WHAT TO WORK ON: Look for the word "height" in the entries below, then copy every line that has it.

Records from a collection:
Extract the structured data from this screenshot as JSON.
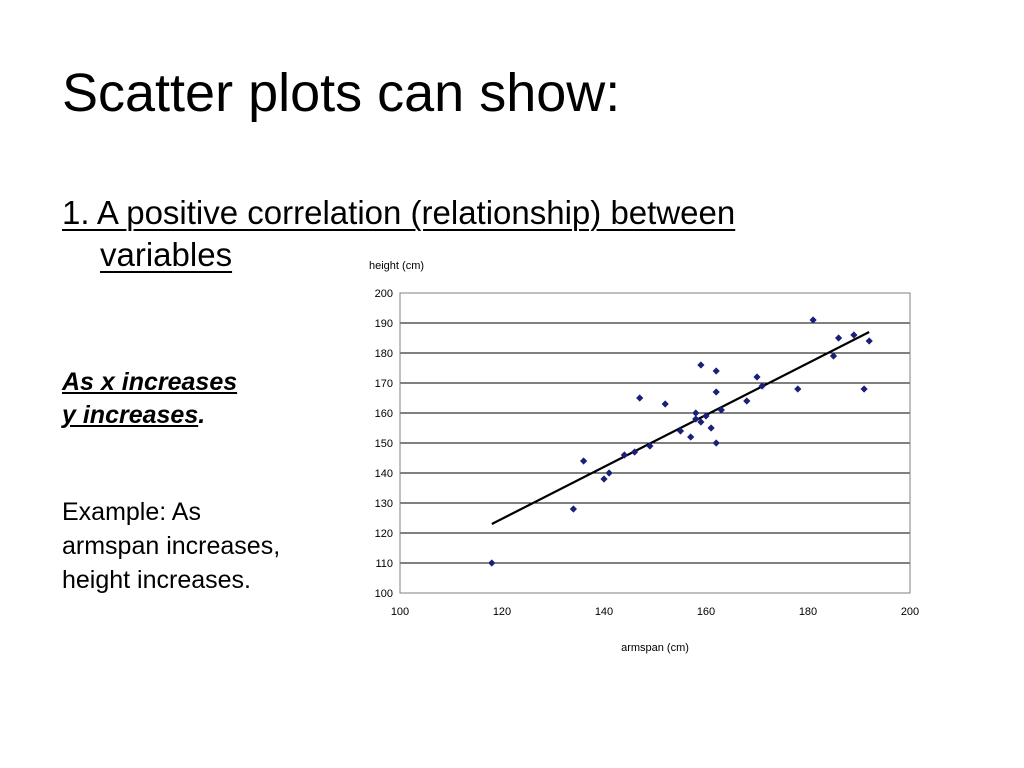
{
  "slide": {
    "title": "Scatter plots can show:",
    "point1_line1": "1. A positive correlation (relationship) between",
    "point1_line2": "variables",
    "emph_line1": "As x increases",
    "emph_line2_u": "y increases",
    "emph_line2_tail": ".",
    "example_line1": "Example: As",
    "example_line2": "armspan increases,",
    "example_line3": "height increases."
  },
  "chart_data": {
    "type": "scatter",
    "xlabel": "armspan (cm)",
    "ylabel": "height (cm)",
    "xlim": [
      100,
      200
    ],
    "ylim": [
      100,
      200
    ],
    "xticks": [
      100,
      120,
      140,
      160,
      180,
      200
    ],
    "yticks": [
      100,
      110,
      120,
      130,
      140,
      150,
      160,
      170,
      180,
      190,
      200
    ],
    "grid": "horizontal",
    "marker_color": "#1a1f7a",
    "points": [
      {
        "x": 118,
        "y": 110
      },
      {
        "x": 134,
        "y": 128
      },
      {
        "x": 136,
        "y": 144
      },
      {
        "x": 140,
        "y": 138
      },
      {
        "x": 141,
        "y": 140
      },
      {
        "x": 144,
        "y": 146
      },
      {
        "x": 146,
        "y": 147
      },
      {
        "x": 147,
        "y": 165
      },
      {
        "x": 149,
        "y": 149
      },
      {
        "x": 152,
        "y": 163
      },
      {
        "x": 155,
        "y": 154
      },
      {
        "x": 157,
        "y": 152
      },
      {
        "x": 158,
        "y": 160
      },
      {
        "x": 158,
        "y": 158
      },
      {
        "x": 159,
        "y": 176
      },
      {
        "x": 159,
        "y": 157
      },
      {
        "x": 160,
        "y": 159
      },
      {
        "x": 161,
        "y": 155
      },
      {
        "x": 162,
        "y": 150
      },
      {
        "x": 162,
        "y": 167
      },
      {
        "x": 162,
        "y": 174
      },
      {
        "x": 163,
        "y": 161
      },
      {
        "x": 168,
        "y": 164
      },
      {
        "x": 170,
        "y": 172
      },
      {
        "x": 171,
        "y": 169
      },
      {
        "x": 178,
        "y": 168
      },
      {
        "x": 181,
        "y": 191
      },
      {
        "x": 185,
        "y": 179
      },
      {
        "x": 186,
        "y": 185
      },
      {
        "x": 189,
        "y": 186
      },
      {
        "x": 191,
        "y": 168
      },
      {
        "x": 192,
        "y": 184
      }
    ],
    "trendline": {
      "x": [
        118,
        192
      ],
      "y": [
        123,
        187
      ]
    }
  }
}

ANSWER IN FULL:
    "example_line3": "height increases."
    "ylabel": "height (cm)",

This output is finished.